The records below must be copied in full; omit the images.
= = = = =
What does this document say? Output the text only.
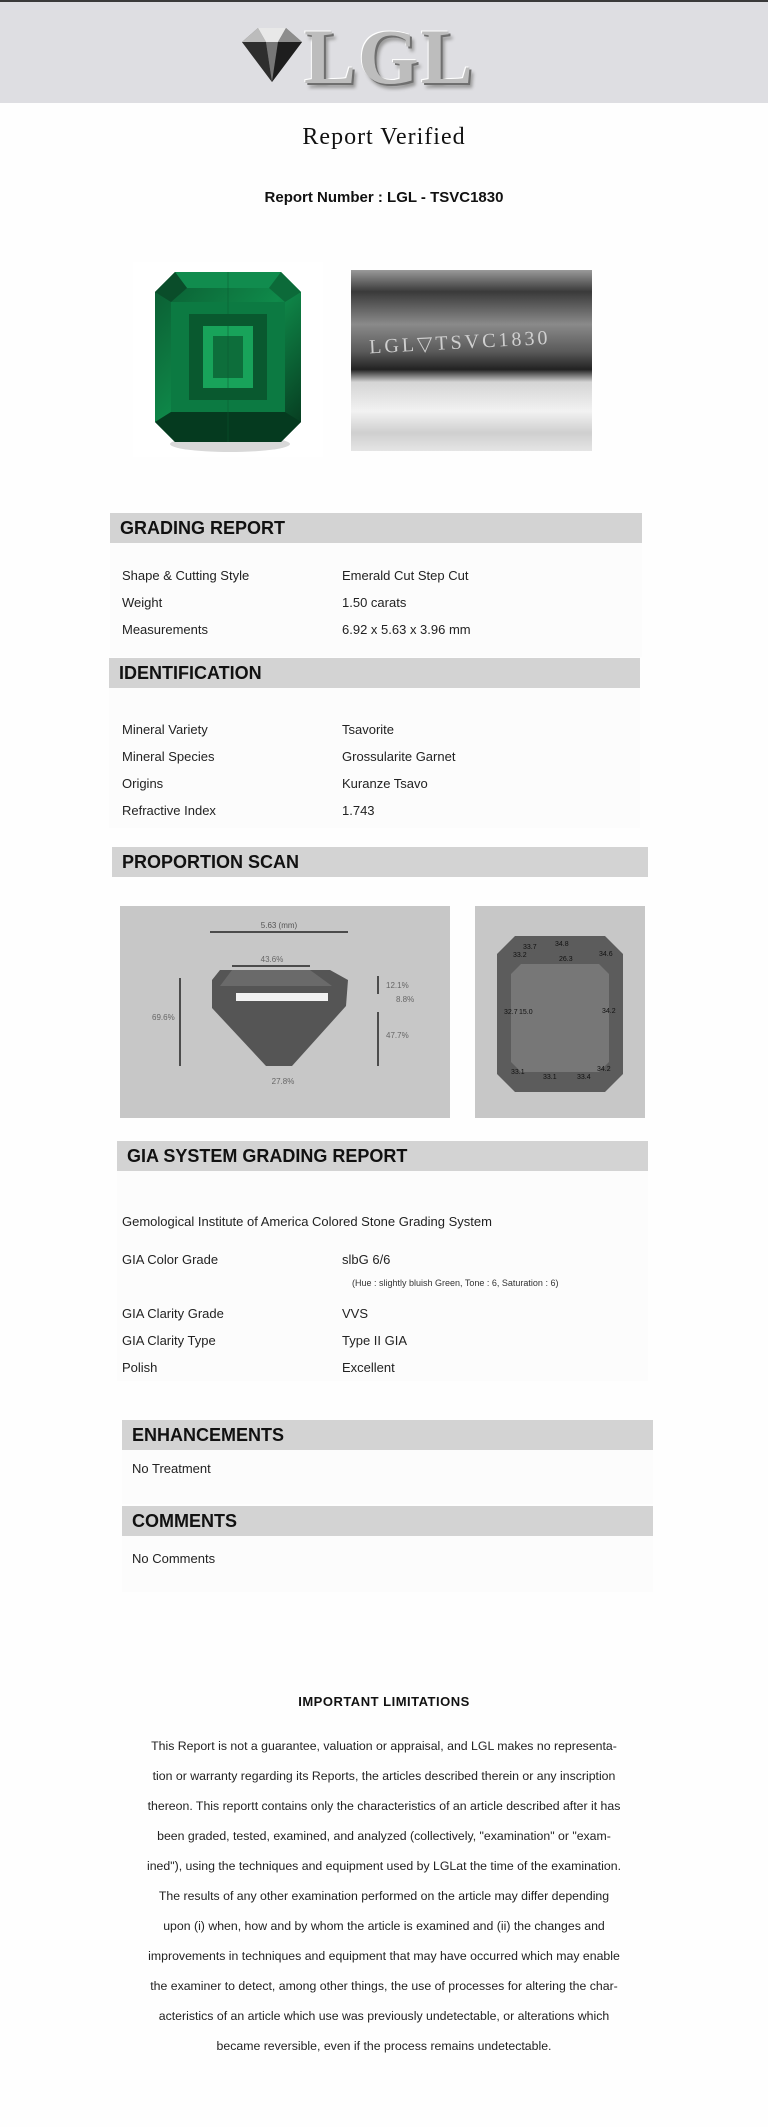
LGL
Report Verified
Report Number : LGL - TSVC1830
LGL▽TSVC1830
GRADING REPORT
Shape & Cutting Style	Emerald Cut Step Cut
Weight	1.50 carats
Measurements	6.92 x 5.63 x 3.96 mm
IDENTIFICATION
Mineral Variety	Tsavorite
Mineral Species	Grossularite Garnet
Origins	Kuranze Tsavo
Refractive Index	1.743
PROPORTION SCAN
5.63 (mm)
43.6%
69.6%
12.1%
8.8%
47.7%
27.8%
33.7	34.8
33.2
26.3
34.6
32.7 15.0	34.2
33.1
33.1	33.4
34.2
GIA SYSTEM GRADING REPORT
Gemological Institute of America Colored Stone Grading System
GIA Color Grade	slbG 6/6
(Hue : slightly bluish Green, Tone : 6, Saturation : 6)
GIA Clarity Grade	VVS
GIA Clarity Type	Type II GIA
Polish	Excellent
ENHANCEMENTS
No Treatment
COMMENTS
No Comments
IMPORTANT LIMITATIONS
This Report is not a guarantee, valuation or appraisal, and LGL makes no representa-
tion or warranty regarding its Reports, the articles described therein or any inscription
thereon. This reportt contains only the characteristics of an article described after it has
been graded, tested, examined, and analyzed (collectively, "examination" or "exam-
ined"), using the techniques and equipment used by LGLat the time of the examination.
The results of any other examination performed on the article may differ depending
upon (i) when, how and by whom the article is examined and (ii) the changes and
improvements in techniques and equipment that may have occurred which may enable
the examiner to detect, among other things, the use of processes for altering the char-
acteristics of an article which use was previously undetectable, or alterations which
became reversible, even if the process remains undetectable.
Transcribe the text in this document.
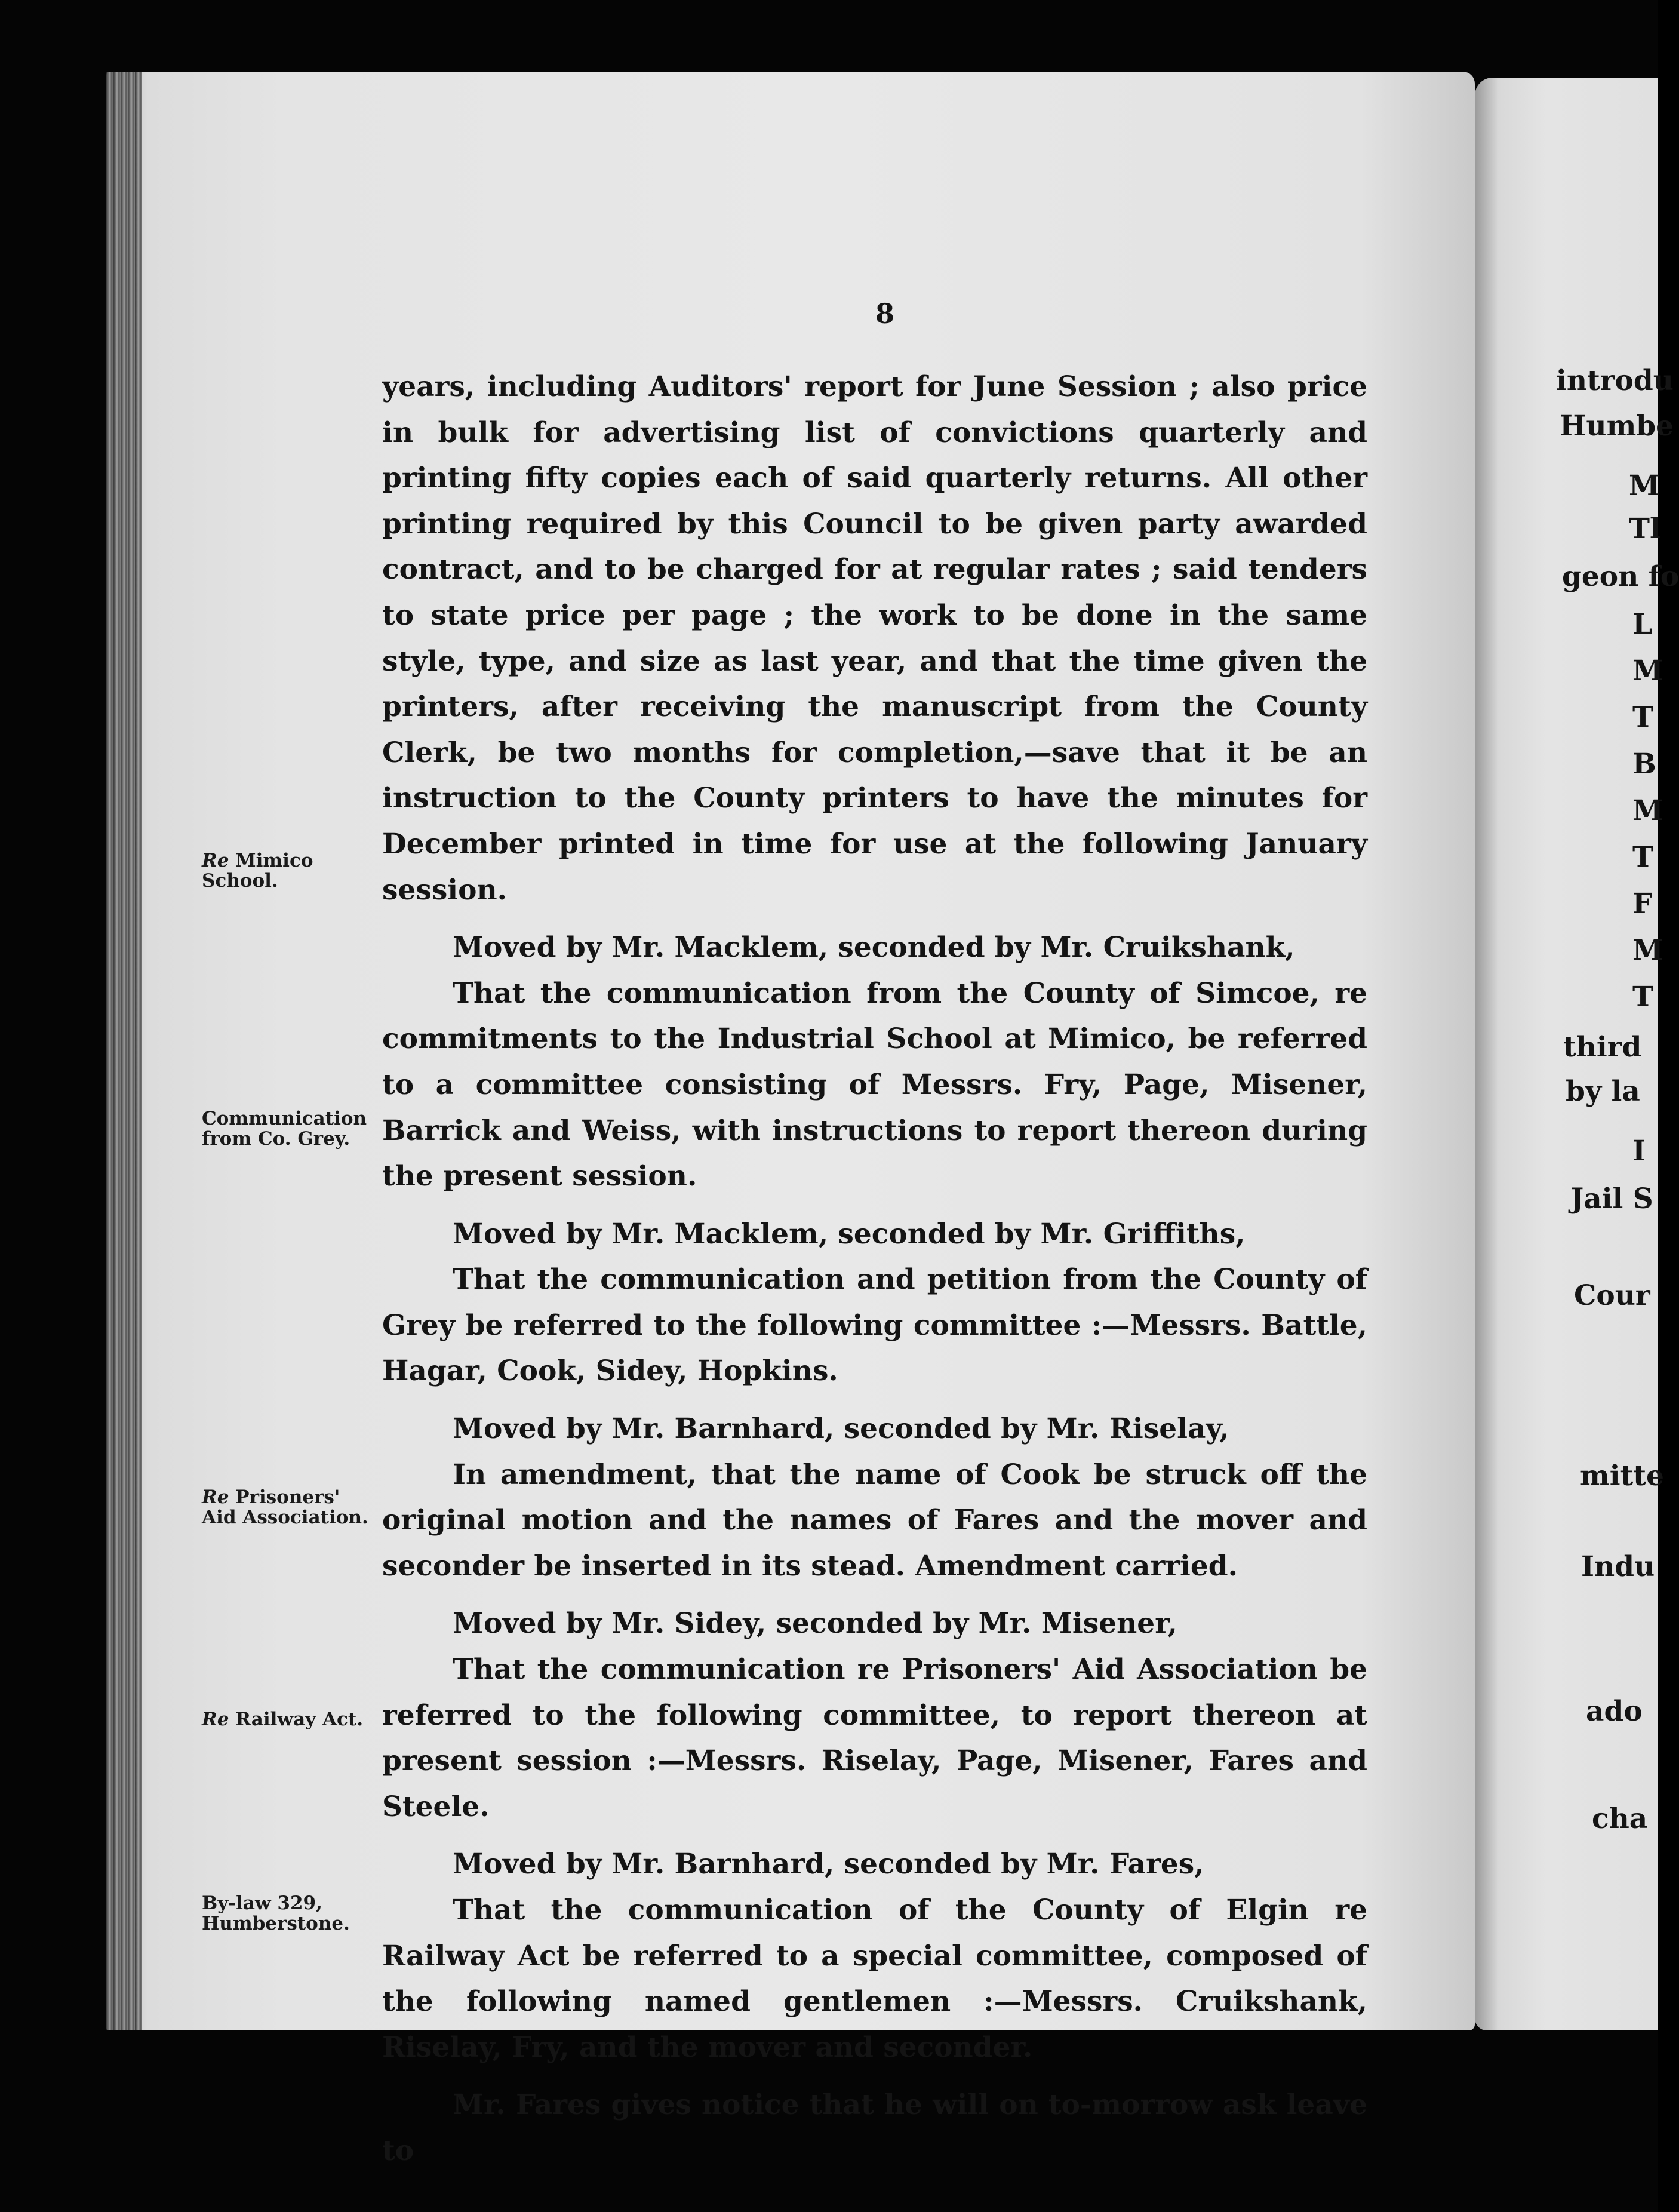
8

years, including Auditors' report for June Session ; also price in bulk for advertising list of convictions quarterly and printing fifty copies each of said quarterly returns. All other printing required by this Council to be given party awarded contract, and to be charged for at regular rates ; said tenders to state price per page ; the work to be done in the same style, type, and size as last year, and that the time given the printers, after receiving the manuscript from the County Clerk, be two months for completion,—save that it be an instruction to the County printers to have the minutes for December printed in time for use at the following January session.

Moved by Mr. Macklem, seconded by Mr. Cruikshank,

That the communication from the County of Simcoe, re commitments to the Industrial School at Mimico, be referred to a committee consisting of Messrs. Fry, Page, Misener, Barrick and Weiss, with instructions to report thereon during the present session.

Moved by Mr. Macklem, seconded by Mr. Griffiths,

That the communication and petition from the County of Grey be referred to the following committee :—Messrs. Battle, Hagar, Cook, Sidey, Hopkins.

Moved by Mr. Barnhard, seconded by Mr. Riselay,

In amendment, that the name of Cook be struck off the original motion and the names of Fares and the mover and seconder be inserted in its stead. Amendment carried.

Moved by Mr. Sidey, seconded by Mr. Misener,

That the communication re Prisoners' Aid Association be referred to the following committee, to report thereon at present session :—Messrs. Riselay, Page, Misener, Fares and Steele.

Moved by Mr. Barnhard, seconded by Mr. Fares,

That the communication of the County of Elgin re Railway Act be referred to a special committee, composed of the following named gentlemen :—Messrs. Cruikshank, Riselay, Fry, and the mover and seconder.

Mr. Fares gives notice that he will on to-morrow ask leave to

Re Mimico
School.
Communication
from Co. Grey.
Re Prisoners'
Aid Association.
Re Railway Act.
By-law 329,
Humberstone.
introdu
Humbe
M
Tl
geon fo
L
M
T
B
M
T
F
M
T
third
by la
I
Jail S
Cour
mitte
Indu
ado
cha
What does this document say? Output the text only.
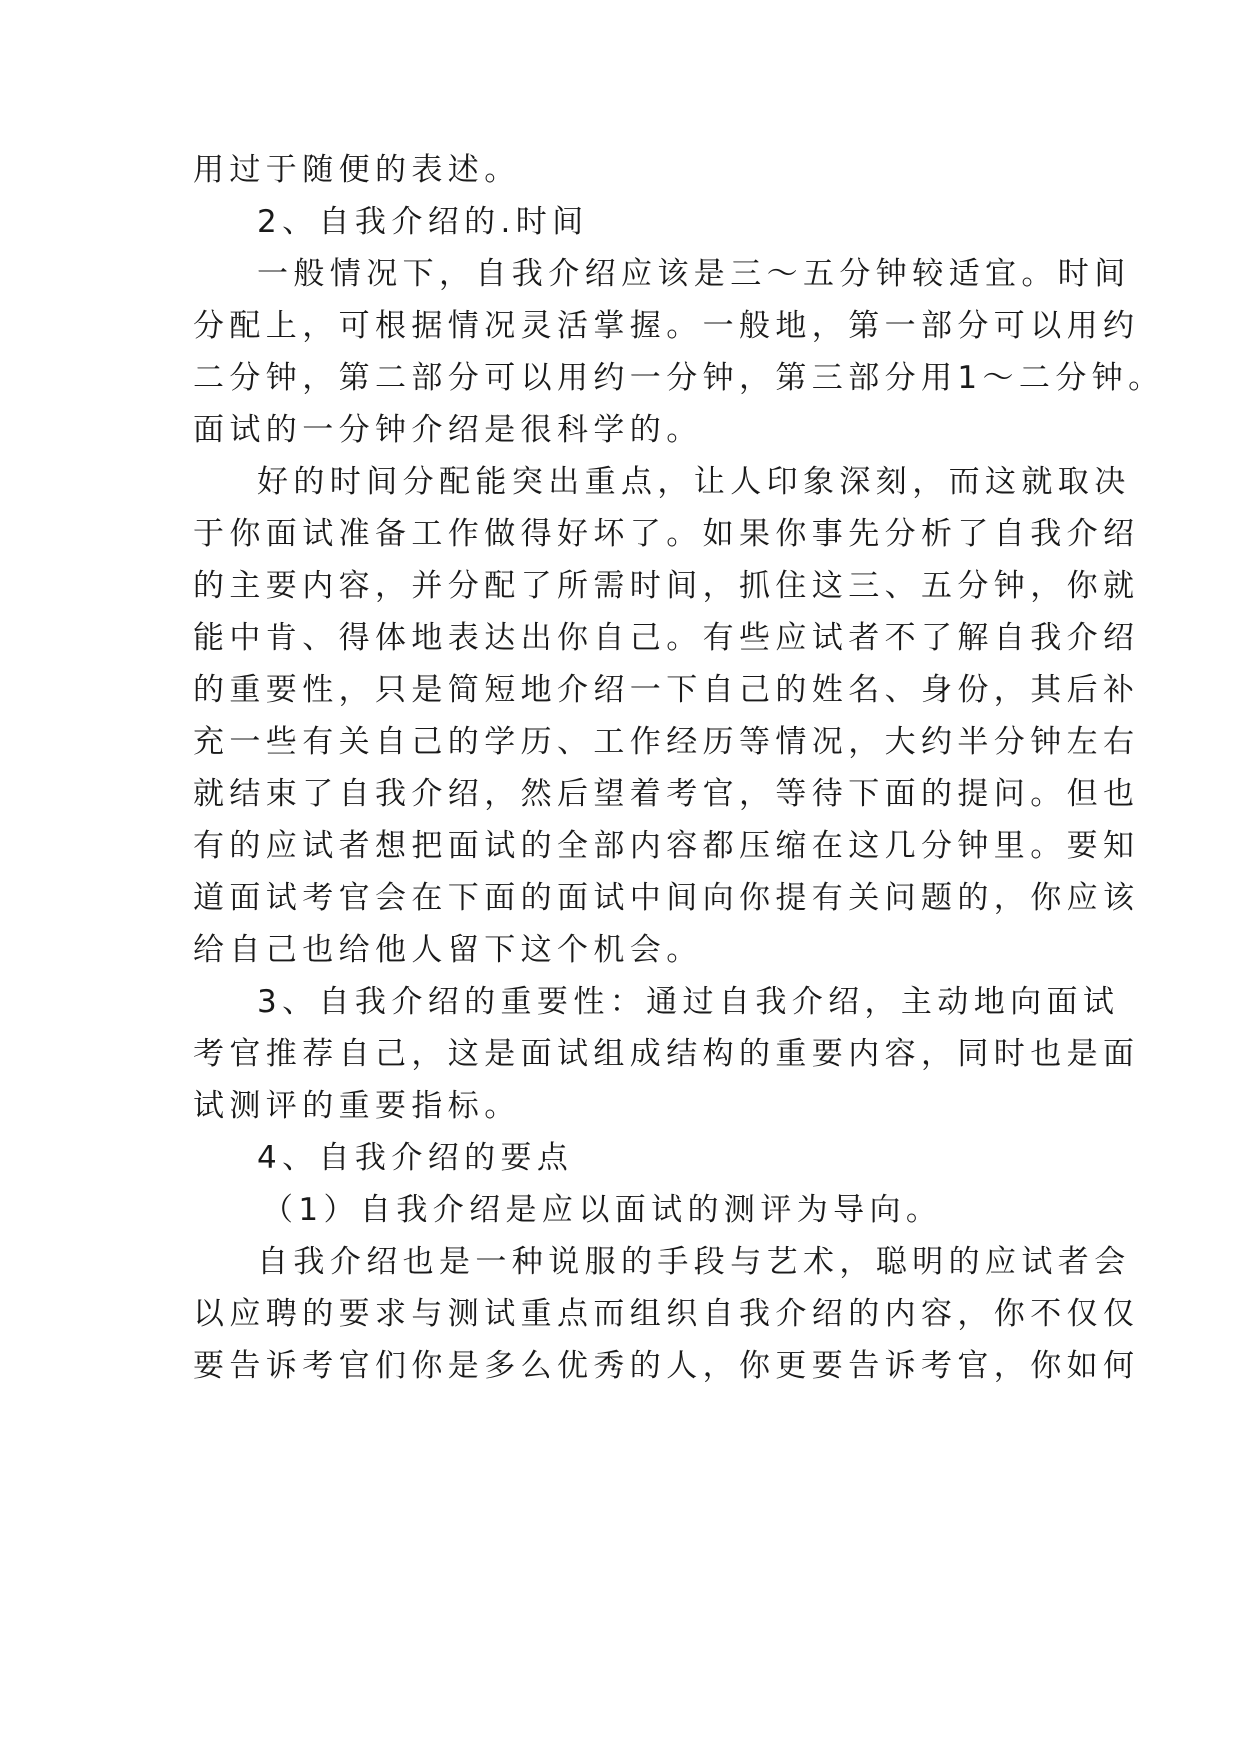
用过于随便的表述。
2、自我介绍的.时间
一般情况下，自我介绍应该是三～五分钟较适宜。时间
分配上，可根据情况灵活掌握。一般地，第一部分可以用约
二分钟，第二部分可以用约一分钟，第三部分用1～二分钟。
面试的一分钟介绍是很科学的。
好的时间分配能突出重点，让人印象深刻，而这就取决
于你面试准备工作做得好坏了。如果你事先分析了自我介绍
的主要内容，并分配了所需时间，抓住这三、五分钟，你就
能中肯、得体地表达出你自己。有些应试者不了解自我介绍
的重要性，只是简短地介绍一下自己的姓名、身份，其后补
充一些有关自己的学历、工作经历等情况，大约半分钟左右
就结束了自我介绍，然后望着考官，等待下面的提问。但也
有的应试者想把面试的全部内容都压缩在这几分钟里。要知
道面试考官会在下面的面试中间向你提有关问题的，你应该
给自己也给他人留下这个机会。
3、自我介绍的重要性：通过自我介绍，主动地向面试
考官推荐自己，这是面试组成结构的重要内容，同时也是面
试测评的重要指标。
4、自我介绍的要点
（1）自我介绍是应以面试的测评为导向。
自我介绍也是一种说服的手段与艺术，聪明的应试者会
以应聘的要求与测试重点而组织自我介绍的内容，你不仅仅
要告诉考官们你是多么优秀的人，你更要告诉考官，你如何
= = = = =
- _EXERCISE OUTPUT_
What does this document say? Output the text only.
LGL
Report Verified
Report Number : LGL - TSVC1830
LGL▽TSVC1830
GRADING REPORT
Shape & Cutting Style	Emerald Cut Step Cut
Weight	1.50 carats
Measurements	6.92 x 5.63 x 3.96 mm
IDENTIFICATION
Mineral Variety	Tsavorite
Mineral Species	Grossularite Garnet
Origins	Kuranze Tsavo
Refractive Index	1.743
PROPORTION SCAN
5.63 (mm)
43.6%
69.6%
12.1%
8.8%
47.7%
27.8%
33.7	34.8
33.2
26.3
34.6
32.7 15.0	34.2
33.1
33.1	33.4
34.2
GIA SYSTEM GRADING REPORT
Gemological Institute of America Colored Stone Grading System
GIA Color Grade	slbG 6/6
(Hue : slightly bluish Green, Tone : 6, Saturation : 6)
GIA Clarity Grade	VVS
GIA Clarity Type	Type II GIA
Polish	Excellent
ENHANCEMENTS
No Treatment
COMMENTS
No Comments
IMPORTANT LIMITATIONS
This Report is not a guarantee, valuation or appraisal, and LGL makes no representa-
tion or warranty regarding its Reports, the articles described therein or any inscription
thereon. This reportt contains only the characteristics of an article described after it has
been graded, tested, examined, and analyzed (collectively, "examination" or "exam-
ined"), using the techniques and equipment used by LGLat the time of the examination.
The results of any other examination performed on the article may differ depending
upon (i) when, how and by whom the article is examined and (ii) the changes and
improvements in techniques and equipment that may have occurred which may enable
the examiner to detect, among other things, the use of processes for altering the char-
acteristics of an article which use was previously undetectable, or alterations which
became reversible, even if the process remains undetectable.
Transcribe the text in this document.
8

years, including Auditors' report for June Session ; also price in bulk for advertising list of convictions quarterly and printing fifty copies each of said quarterly returns. All other printing required by this Council to be given party awarded contract, and to be charged for at regular rates ; said tenders to state price per page ; the work to be done in the same style, type, and size as last year, and that the time given the printers, after receiving the manuscript from the County Clerk, be two months for completion,—save that it be an instruction to the County printers to have the minutes for December printed in time for use at the following January session.

Moved by Mr. Macklem, seconded by Mr. Cruikshank,

That the communication from the County of Simcoe, re commitments to the Industrial School at Mimico, be referred to a committee consisting of Messrs. Fry, Page, Misener, Barrick and Weiss, with instructions to report thereon during the present session.

Moved by Mr. Macklem, seconded by Mr. Griffiths,

That the communication and petition from the County of Grey be referred to the following committee :—Messrs. Battle, Hagar, Cook, Sidey, Hopkins.

Moved by Mr. Barnhard, seconded by Mr. Riselay,

In amendment, that the name of Cook be struck off the original motion and the names of Fares and the mover and seconder be inserted in its stead. Amendment carried.

Moved by Mr. Sidey, seconded by Mr. Misener,

That the communication re Prisoners' Aid Association be referred to the following committee, to report thereon at present session :—Messrs. Riselay, Page, Misener, Fares and Steele.

Moved by Mr. Barnhard, seconded by Mr. Fares,

That the communication of the County of Elgin re Railway Act be referred to a special committee, composed of the following named gentlemen :—Messrs. Cruikshank, Riselay, Fry, and the mover and seconder.

Mr. Fares gives notice that he will on to-morrow ask leave to

Re Mimico
School.
Communication
from Co. Grey.
Re Prisoners'
Aid Association.
Re Railway Act.
By-law 329,
Humberstone.
introdu
Humbe
M
Tl
geon fo
L
M
T
B
M
T
F
M
T
third
by la
I
Jail S
Cour
mitte
Indu
ado
cha
What does this document say? Output the text only.
用过于随便的表述。
2、自我介绍的.时间
一般情况下，自我介绍应该是三～五分钟较适宜。时间
分配上，可根据情况灵活掌握。一般地，第一部分可以用约
二分钟，第二部分可以用约一分钟，第三部分用1～二分钟。
面试的一分钟介绍是很科学的。
好的时间分配能突出重点，让人印象深刻，而这就取决
于你面试准备工作做得好坏了。如果你事先分析了自我介绍
的主要内容，并分配了所需时间，抓住这三、五分钟，你就
能中肯、得体地表达出你自己。有些应试者不了解自我介绍
的重要性，只是简短地介绍一下自己的姓名、身份，其后补
充一些有关自己的学历、工作经历等情况，大约半分钟左右
就结束了自我介绍，然后望着考官，等待下面的提问。但也
有的应试者想把面试的全部内容都压缩在这几分钟里。要知
道面试考官会在下面的面试中间向你提有关问题的，你应该
给自己也给他人留下这个机会。
3、自我介绍的重要性：通过自我介绍，主动地向面试
考官推荐自己，这是面试组成结构的重要内容，同时也是面
试测评的重要指标。
4、自我介绍的要点
（1）自我介绍是应以面试的测评为导向。
自我介绍也是一种说服的手段与艺术，聪明的应试者会
以应聘的要求与测试重点而组织自我介绍的内容，你不仅仅
要告诉考官们你是多么优秀的人，你更要告诉考官，你如何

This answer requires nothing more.